*The request*. Count how many lines contain the word "Estatal". Respond with the number alone.

==== Listed entries

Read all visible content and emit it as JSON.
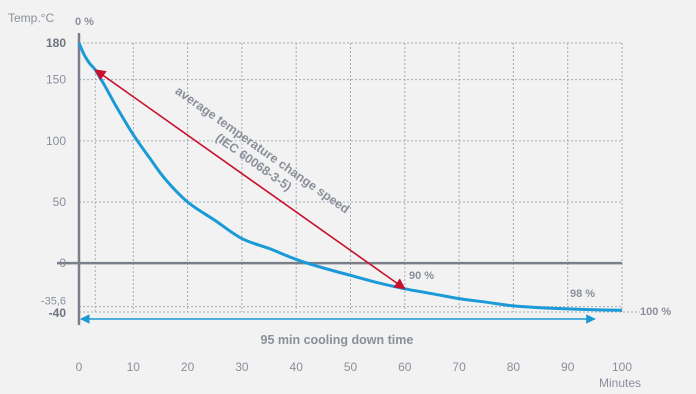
{
  "chart_data": {
    "type": "line",
    "xlabel": "Minutes",
    "ylabel": "Temp.°C",
    "xlim": [
      0,
      100
    ],
    "ylim": [
      -40,
      180
    ],
    "x_ticks": [
      0,
      10,
      20,
      30,
      40,
      50,
      60,
      70,
      80,
      90,
      100
    ],
    "y_ticks": [
      {
        "value": 180,
        "label": "180",
        "bold": true
      },
      {
        "value": 150,
        "label": "150",
        "bold": false
      },
      {
        "value": 100,
        "label": "100",
        "bold": false
      },
      {
        "value": 50,
        "label": "50",
        "bold": false
      },
      {
        "value": 0,
        "label": "0",
        "bold": false
      },
      {
        "value": -35.6,
        "label": "-35,6",
        "bold": false
      },
      {
        "value": -40,
        "label": "-40",
        "bold": true
      }
    ],
    "grid": true,
    "series": [
      {
        "color": "#1a9ad6",
        "x": [
          0,
          1,
          2,
          3,
          5,
          7,
          10,
          13,
          16,
          20,
          25,
          30,
          35,
          40,
          45,
          50,
          55,
          60,
          65,
          70,
          75,
          80,
          85,
          90,
          95,
          100
        ],
        "y": [
          180,
          170,
          163,
          158,
          143,
          127,
          105,
          86,
          68,
          50,
          35,
          20,
          12,
          3,
          -4,
          -10,
          -16,
          -21,
          -25,
          -29,
          -32,
          -35,
          -36.5,
          -37.5,
          -38.2,
          -38.5
        ]
      }
    ],
    "annotations": {
      "pct_0": "0 %",
      "pct_90": "90 %",
      "pct_98": "98 %",
      "pct_100": "100 %",
      "arrow_label_line1": "average temperature change speed",
      "arrow_label_line2": "(IEC 60068-3-5)",
      "cooling_label": "95 min cooling down time",
      "arrow_from": [
        3,
        158
      ],
      "arrow_to": [
        60,
        -21
      ],
      "cooling_span": [
        0,
        95
      ]
    },
    "colors": {
      "curve": "#1a9ad6",
      "rate_arrow": "#c8102e",
      "cooling_arrow": "#1a9ad6",
      "axis": "#7a7f8a",
      "text": "#8a8f99"
    }
  }
}
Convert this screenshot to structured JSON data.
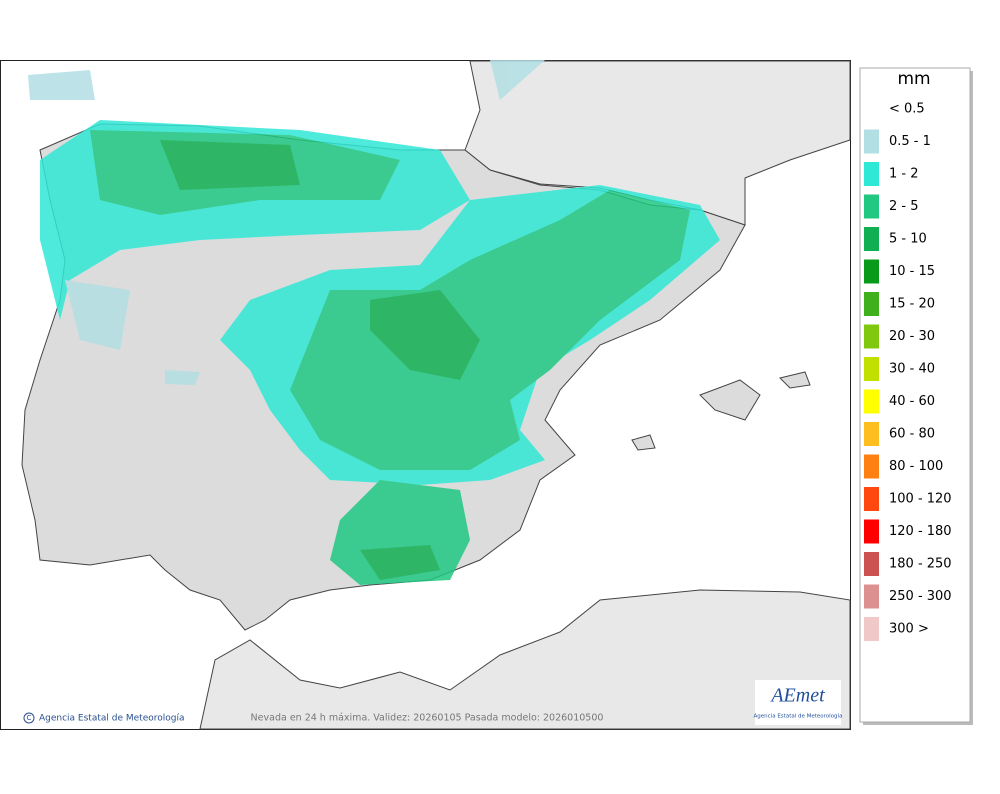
{
  "legend": {
    "title": "mm",
    "items": [
      {
        "label": "< 0.5"
      },
      {
        "label": "0.5 - 1",
        "color": "#b2dfe4"
      },
      {
        "label": "1 - 2",
        "color": "#30e8d6"
      },
      {
        "label": "2 - 5",
        "color": "#20c882"
      },
      {
        "label": "5 - 10",
        "color": "#10b052"
      },
      {
        "label": "10 - 15",
        "color": "#0a9a1a"
      },
      {
        "label": "15 - 20",
        "color": "#40b01c"
      },
      {
        "label": "20 - 30",
        "color": "#80c810"
      },
      {
        "label": "30 - 40",
        "color": "#c2e000"
      },
      {
        "label": "40 - 60",
        "color": "#ffff00"
      },
      {
        "label": "60 - 80",
        "color": "#ffbe20"
      },
      {
        "label": "80 - 100",
        "color": "#ff8012"
      },
      {
        "label": "100 - 120",
        "color": "#ff4810"
      },
      {
        "label": "120 - 180",
        "color": "#ff0000"
      },
      {
        "label": "180 - 250",
        "color": "#cc5252"
      },
      {
        "label": "250 - 300",
        "color": "#dc9090"
      },
      {
        "label": "300 >",
        "color": "#f0c8c8"
      }
    ]
  },
  "map": {
    "credit": "Agencia Estatal de Meteorología",
    "caption": "Nevada en 24 h máxima. Validez: 20260105 Pasada modelo: 2026010500",
    "logo": {
      "name": "AEmet",
      "subtitle": "Agencia Estatal de Meteorología"
    }
  }
}
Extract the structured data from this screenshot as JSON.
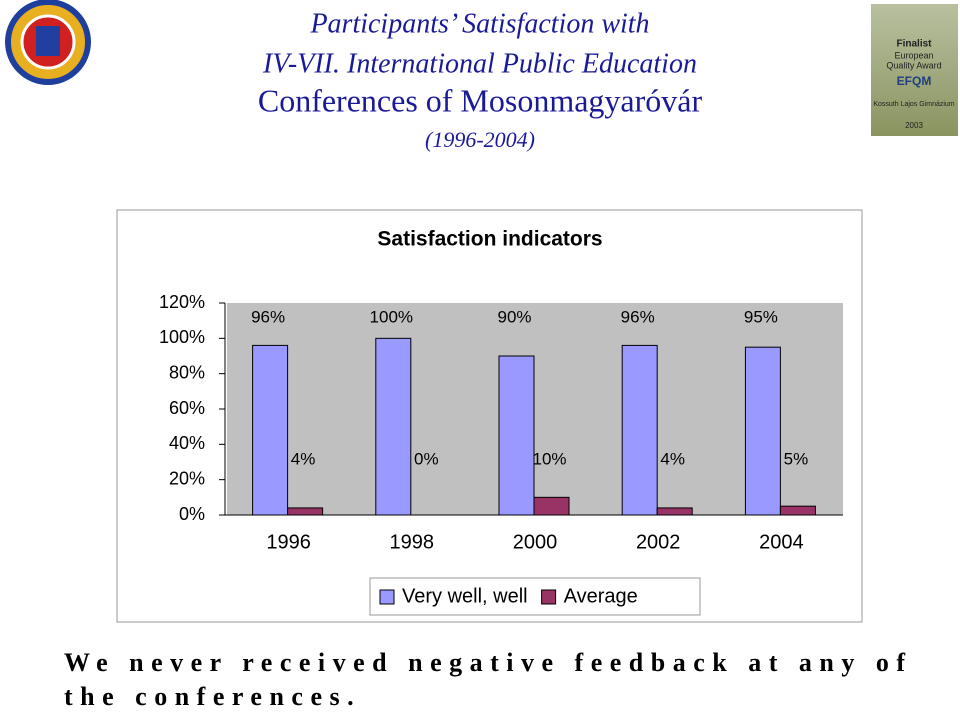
{
  "header": {
    "title_lines": [
      "Participants’ Satisfaction with",
      "IV-VII. International Public Education",
      "Conferences of Mosonmagyaróvár",
      "(1996-2004)"
    ]
  },
  "badge": {
    "lines": [
      "Finalist",
      "European",
      "Quality Award",
      "EFQM",
      "Kossuth Lajos Gimnázium",
      "2003"
    ]
  },
  "chart_data": {
    "type": "bar",
    "title": "Satisfaction indicators",
    "categories": [
      "1996",
      "1998",
      "2000",
      "2002",
      "2004"
    ],
    "series": [
      {
        "name": "Very well, well",
        "color": "#9999ff",
        "values": [
          96,
          100,
          90,
          96,
          95
        ],
        "value_labels": [
          "96%",
          "100%",
          "90%",
          "96%",
          "95%"
        ]
      },
      {
        "name": "Average",
        "color": "#993366",
        "values": [
          4,
          0,
          10,
          4,
          5
        ],
        "value_labels": [
          "4%",
          "0%",
          "10%",
          "4%",
          "5%"
        ]
      }
    ],
    "ylim": [
      0,
      120
    ],
    "yticks": [
      {
        "value": 0,
        "label": "0%"
      },
      {
        "value": 20,
        "label": "20%"
      },
      {
        "value": 40,
        "label": "40%"
      },
      {
        "value": 60,
        "label": "60%"
      },
      {
        "value": 80,
        "label": "80%"
      },
      {
        "value": 100,
        "label": "100%"
      },
      {
        "value": 120,
        "label": "120%"
      }
    ],
    "grid": false,
    "legend": "bottom"
  },
  "footer": "We never received negative feedback at any of the conferences."
}
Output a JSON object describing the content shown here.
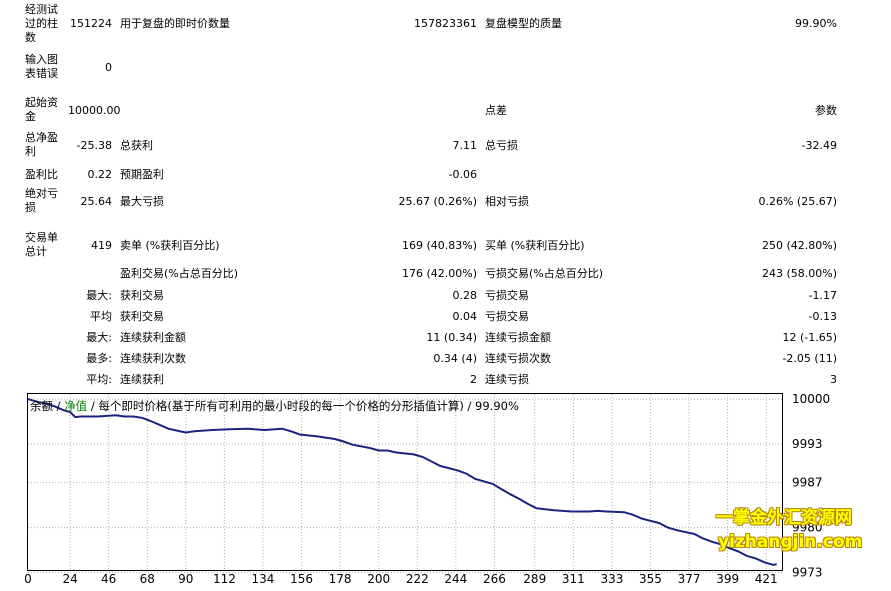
{
  "stats": {
    "r1": {
      "l1": "经测试过的柱数",
      "v1": "151224",
      "l2": "用于复盘的即时价数量",
      "v2": "157823361",
      "l3": "复盘模型的质量",
      "v3": "99.90%"
    },
    "r2": {
      "l1": "输入图表错误",
      "v1": "0"
    },
    "r3": {
      "l1": "起始资金",
      "v1": "10000.00",
      "l3": "点差",
      "v3": "参数"
    },
    "r4": {
      "l1": "总净盈利",
      "v1": "-25.38",
      "l2": "总获利",
      "v2": "7.11",
      "l3": "总亏损",
      "v3": "-32.49"
    },
    "r5": {
      "l1": "盈利比",
      "v1": "0.22",
      "l2": "预期盈利",
      "v2": "-0.06"
    },
    "r6": {
      "l1": "绝对亏损",
      "v1": "25.64",
      "l2": "最大亏损",
      "v2": "25.67 (0.26%)",
      "l3": "相对亏损",
      "v3": "0.26% (25.67)"
    },
    "r7": {
      "l1": "交易单总计",
      "v1": "419",
      "l2": "卖单 (%获利百分比)",
      "v2": "169 (40.83%)",
      "l3": "买单 (%获利百分比)",
      "v3": "250 (42.80%)"
    },
    "r8": {
      "l2": "盈利交易(%占总百分比)",
      "v2": "176 (42.00%)",
      "l3": "亏损交易(%占总百分比)",
      "v3": "243 (58.00%)"
    },
    "r9": {
      "pre": "最大:",
      "l2": "获利交易",
      "v2": "0.28",
      "l3": "亏损交易",
      "v3": "-1.17"
    },
    "r10": {
      "pre": "平均",
      "l2": "获利交易",
      "v2": "0.04",
      "l3": "亏损交易",
      "v3": "-0.13"
    },
    "r11": {
      "pre": "最大:",
      "l2": "连续获利金额",
      "v2": "11 (0.34)",
      "l3": "连续亏损金额",
      "v3": "12 (-1.65)"
    },
    "r12": {
      "pre": "最多:",
      "l2": "连续获利次数",
      "v2": "0.34 (4)",
      "l3": "连续亏损次数",
      "v3": "-2.05 (11)"
    },
    "r13": {
      "pre": "平均:",
      "l2": "连续获利",
      "v2": "2",
      "l3": "连续亏损",
      "v3": "3"
    }
  },
  "legend": {
    "balance": "余额",
    "sep1": " / ",
    "equity": "净值",
    "rest": " / 每个即时价格(基于所有可利用的最小时段的每一个价格的分形插值计算) / 99.90%"
  },
  "colors": {
    "balance_line": "#1a237e",
    "equity_label": "#008000",
    "grid": "#b0b0b0"
  },
  "watermark": {
    "line1": "一掌金外汇资源网",
    "line2": "yizhangjin.com"
  },
  "chart_data": {
    "type": "line",
    "title": "",
    "xlabel": "",
    "ylabel": "",
    "x_ticks": [
      "0",
      "24",
      "46",
      "68",
      "90",
      "112",
      "134",
      "156",
      "178",
      "200",
      "222",
      "244",
      "266",
      "289",
      "311",
      "333",
      "355",
      "377",
      "399",
      "421"
    ],
    "y_ticks": [
      "10000",
      "9993",
      "9987",
      "9980",
      "9973"
    ],
    "ylim": [
      9973.4,
      10000.8
    ],
    "xlim": [
      0,
      430
    ],
    "grid": true,
    "series": [
      {
        "values_x": [
          0,
          5,
          10,
          15,
          20,
          24,
          27,
          30,
          40,
          50,
          55,
          60,
          65,
          70,
          75,
          80,
          85,
          90,
          95,
          105,
          115,
          125,
          135,
          145,
          150,
          155,
          165,
          175,
          180,
          185,
          195,
          200,
          205,
          210,
          220,
          225,
          230,
          235,
          245,
          250,
          255,
          265,
          270,
          275,
          280,
          285,
          290,
          300,
          310,
          320,
          325,
          330,
          340,
          345,
          350,
          360,
          365,
          370,
          380,
          385,
          390,
          395,
          400,
          405,
          410,
          415,
          420,
          425,
          427
        ],
        "values_y": [
          10000,
          9999.6,
          9999.3,
          9998.9,
          9998.3,
          9998.0,
          9997.2,
          9997.3,
          9997.3,
          9997.5,
          9997.3,
          9997.3,
          9997.1,
          9996.6,
          9996.0,
          9995.4,
          9995.1,
          9994.8,
          9995.0,
          9995.2,
          9995.3,
          9995.4,
          9995.2,
          9995.4,
          9995.0,
          9994.5,
          9994.2,
          9993.8,
          9993.4,
          9992.9,
          9992.4,
          9992.0,
          9992.0,
          9991.7,
          9991.4,
          9991.0,
          9990.3,
          9989.6,
          9988.9,
          9988.4,
          9987.6,
          9986.8,
          9986.0,
          9985.2,
          9984.5,
          9983.7,
          9983.0,
          9982.7,
          9982.5,
          9982.5,
          9982.6,
          9982.5,
          9982.4,
          9982.0,
          9981.4,
          9980.7,
          9980.0,
          9979.6,
          9979.0,
          9978.3,
          9977.8,
          9977.4,
          9976.8,
          9976.3,
          9975.6,
          9975.2,
          9974.6,
          9974.2,
          9974.3
        ]
      }
    ]
  }
}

========

*Solution for this exercise*. 2